→ Record excerpts
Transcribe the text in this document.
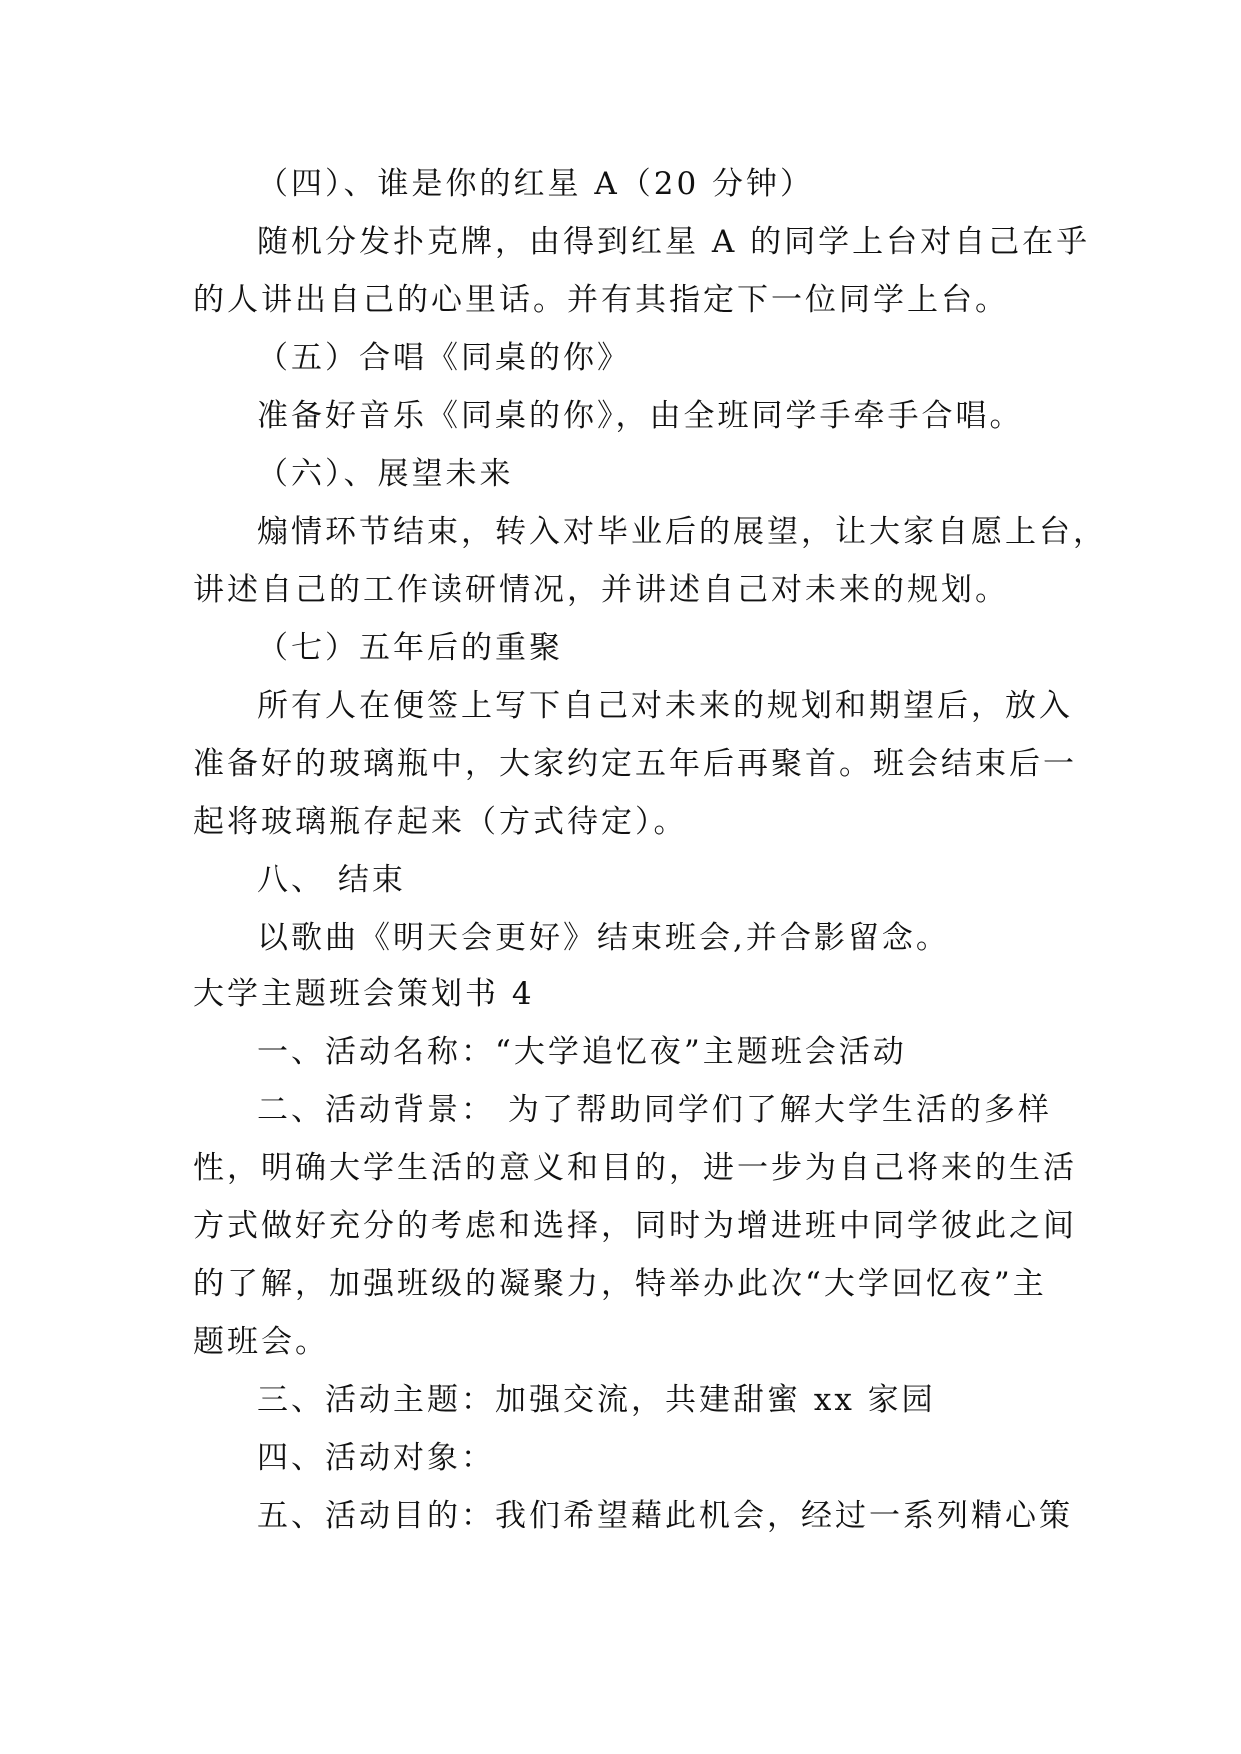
（四）、谁是你的红星 A（20 分钟）
随机分发扑克牌，由得到红星 A 的同学上台对自己在乎
的人讲出自己的心里话。并有其指定下一位同学上台。
（五）合唱《同桌的你》
准备好音乐《同桌的你》，由全班同学手牵手合唱。
（六）、展望未来
煽情环节结束，转入对毕业后的展望，让大家自愿上台，
讲述自己的工作读研情况，并讲述自己对未来的规划。
（七）五年后的重聚
所有人在便签上写下自己对未来的规划和期望后，放入
准备好的玻璃瓶中，大家约定五年后再聚首。班会结束后一
起将玻璃瓶存起来（方式待定）。
八、 结束
以歌曲《明天会更好》结束班会,并合影留念。
大学主题班会策划书 4
一、活动名称：“大学追忆夜”主题班会活动
二、活动背景： 为了帮助同学们了解大学生活的多样
性，明确大学生活的意义和目的，进一步为自己将来的生活
方式做好充分的考虑和选择，同时为增进班中同学彼此之间
的了解，加强班级的凝聚力，特举办此次“大学回忆夜”主
题班会。
三、活动主题：加强交流，共建甜蜜 xx 家园
四、活动对象：
五、活动目的：我们希望藉此机会，经过一系列精心策
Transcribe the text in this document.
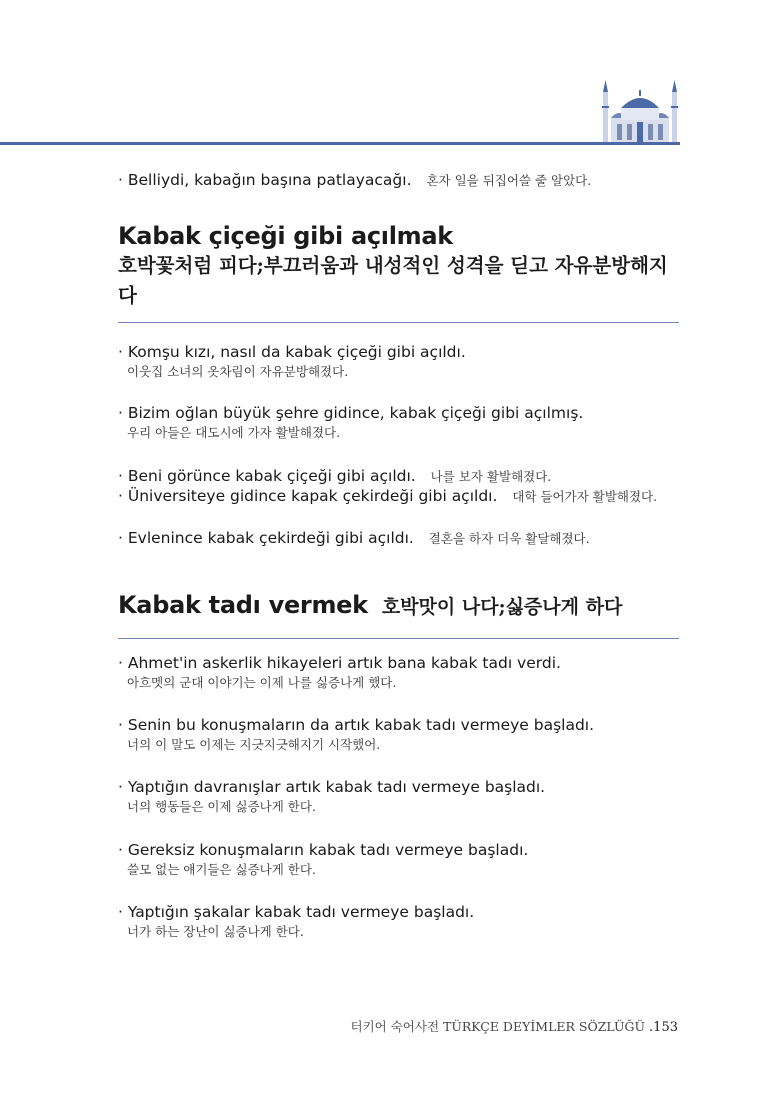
· Belliydi, kabağın başına patlayacağı. 혼자 일을 뒤집어쓸 줄 알았다.
Kabak çiçeği gibi açılmak
호박꽃처럼 피다;부끄러움과 내성적인 성격을 딛고 자유분방해지다
· Komşu kızı, nasıl da kabak çiçeği gibi açıldı.
이웃집 소녀의 옷차림이 자유분방해졌다.
· Bizim oğlan büyük şehre gidince, kabak çiçeği gibi açılmış.
우리 아들은 대도시에 가자 활발해졌다.
· Beni görünce kabak çiçeği gibi açıldı. 나를 보자 활발해졌다.
· Üniversiteye gidince kapak çekirdeği gibi açıldı. 대학 들어가자 활발해졌다.
· Evlenince kabak çekirdeği gibi açıldı. 결혼을 하자 더욱 활달해졌다.
Kabak tadı vermek 호박맛이 나다;싫증나게 하다
· Ahmet'in askerlik hikayeleri artık bana kabak tadı verdi.
아흐멧의 군대 이야기는 이제 나를 싫증나게 했다.
· Senin bu konuşmaların da artık kabak tadı vermeye başladı.
너의 이 말도 이제는 지긋지긋해지기 시작했어.
· Yaptığın davranışlar artık kabak tadı vermeye başladı.
너의 행동들은 이제 싫증나게 한다.
· Gereksiz konuşmaların kabak tadı vermeye başladı.
쓸모 없는 얘기들은 싫증나게 한다.
· Yaptığın şakalar kabak tadı vermeye başladı.
너가 하는 장난이 싫증나게 한다.
터키어 숙어사전 TÜRKÇE DEYİMLER SÖZLÜĞÜ .153
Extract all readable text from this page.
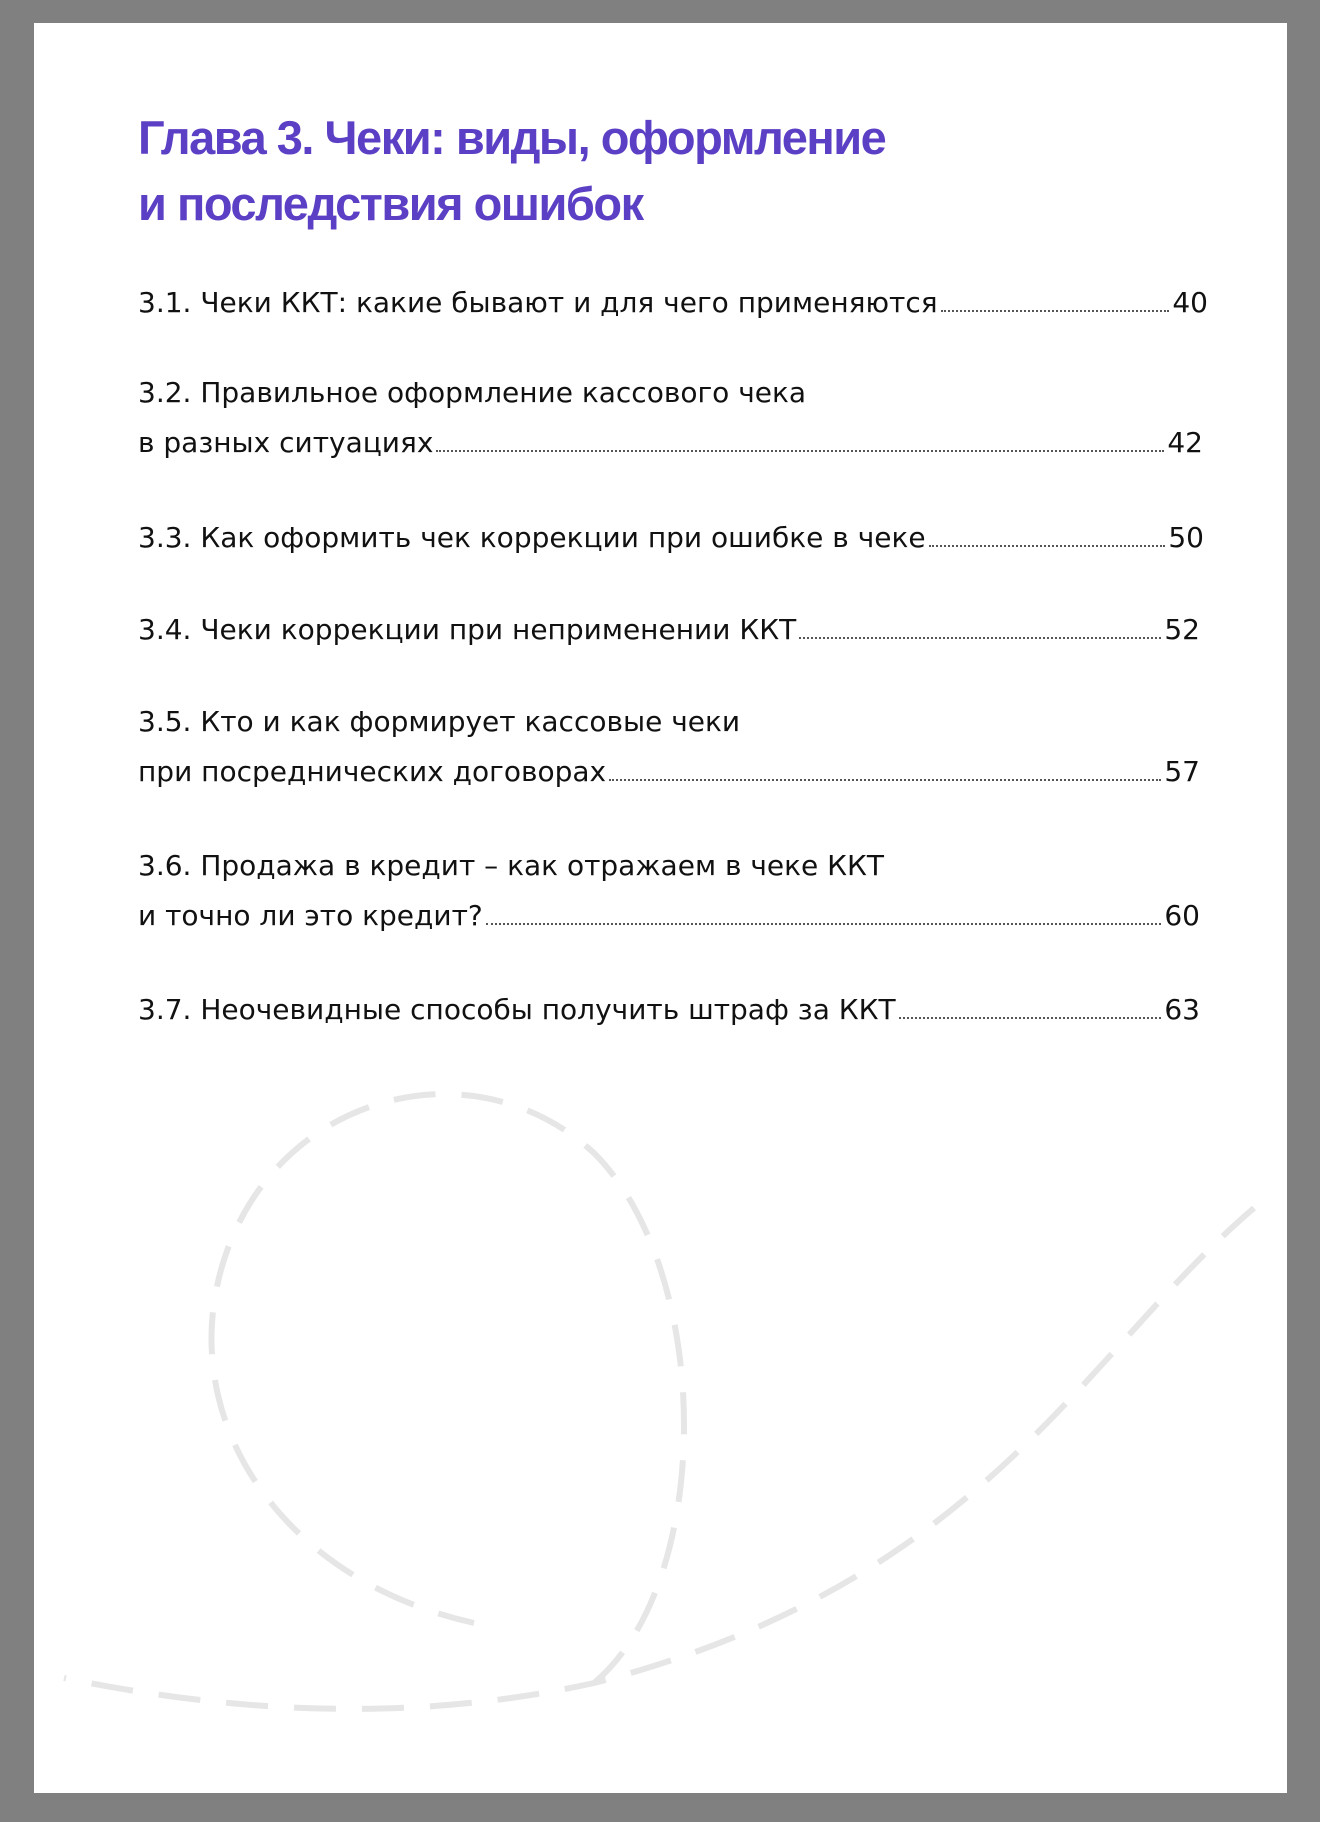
Глава 3. Чеки: виды, оформление
и последствия ошибок
3.1. Чеки ККТ: какие бывают и для чего применяются	40
3.2. Правильное оформление кассового чека
в разных ситуациях	42
3.3. Как оформить чек коррекции при ошибке в чеке	50
3.4. Чеки коррекции при неприменении ККТ	52
3.5. Кто и как формирует кассовые чеки
при посреднических договорах	57
3.6. Продажа в кредит – как отражаем в чеке ККТ
и точно ли это кредит?	60
3.7. Неочевидные способы получить штраф за ККТ	63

→ What to work on
Give a single number: the count of lines above that include the word "konuşmaların".

→ Output of the task
2